Dataset entries:
───

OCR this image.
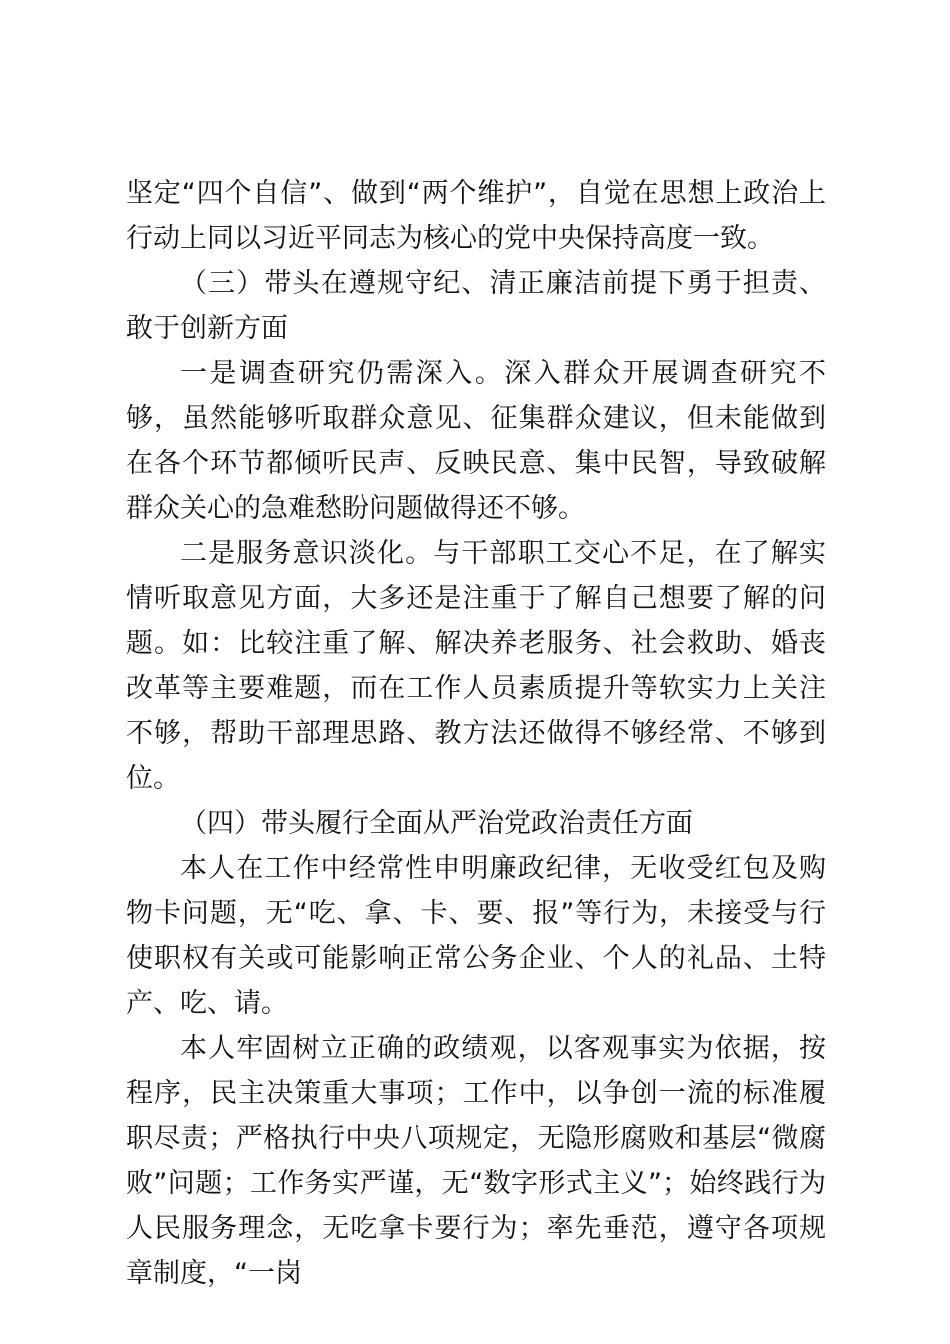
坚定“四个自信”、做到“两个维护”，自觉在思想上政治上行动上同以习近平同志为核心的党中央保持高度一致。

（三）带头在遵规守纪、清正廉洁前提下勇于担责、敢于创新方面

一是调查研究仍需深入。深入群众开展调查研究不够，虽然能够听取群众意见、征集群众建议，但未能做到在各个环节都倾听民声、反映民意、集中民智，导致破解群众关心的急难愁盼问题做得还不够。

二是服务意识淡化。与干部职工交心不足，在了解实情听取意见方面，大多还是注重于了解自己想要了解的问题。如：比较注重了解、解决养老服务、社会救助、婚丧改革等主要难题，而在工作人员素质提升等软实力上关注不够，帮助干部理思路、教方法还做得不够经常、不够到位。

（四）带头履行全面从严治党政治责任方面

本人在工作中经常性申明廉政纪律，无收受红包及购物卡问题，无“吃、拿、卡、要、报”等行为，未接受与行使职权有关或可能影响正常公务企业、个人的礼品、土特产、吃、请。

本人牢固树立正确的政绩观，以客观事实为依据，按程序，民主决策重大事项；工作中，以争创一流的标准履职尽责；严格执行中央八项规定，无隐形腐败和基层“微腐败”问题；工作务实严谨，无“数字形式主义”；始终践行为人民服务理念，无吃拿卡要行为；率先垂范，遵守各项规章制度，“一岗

───

Omit every picture, then repeat the remaining data exactly as it appears above.

OCR this image.
坚定“四个自信”、做到“两个维护”，自觉在思想上政治上行动上同以习近平同志为核心的党中央保持高度一致。

（三）带头在遵规守纪、清正廉洁前提下勇于担责、敢于创新方面

一是调查研究仍需深入。深入群众开展调查研究不够，虽然能够听取群众意见、征集群众建议，但未能做到在各个环节都倾听民声、反映民意、集中民智，导致破解群众关心的急难愁盼问题做得还不够。

二是服务意识淡化。与干部职工交心不足，在了解实情听取意见方面，大多还是注重于了解自己想要了解的问题。如：比较注重了解、解决养老服务、社会救助、婚丧改革等主要难题，而在工作人员素质提升等软实力上关注不够，帮助干部理思路、教方法还做得不够经常、不够到位。

（四）带头履行全面从严治党政治责任方面

本人在工作中经常性申明廉政纪律，无收受红包及购物卡问题，无“吃、拿、卡、要、报”等行为，未接受与行使职权有关或可能影响正常公务企业、个人的礼品、土特产、吃、请。

本人牢固树立正确的政绩观，以客观事实为依据，按程序，民主决策重大事项；工作中，以争创一流的标准履职尽责；严格执行中央八项规定，无隐形腐败和基层“微腐败”问题；工作务实严谨，无“数字形式主义”；始终践行为人民服务理念，无吃拿卡要行为；率先垂范，遵守各项规章制度，“一岗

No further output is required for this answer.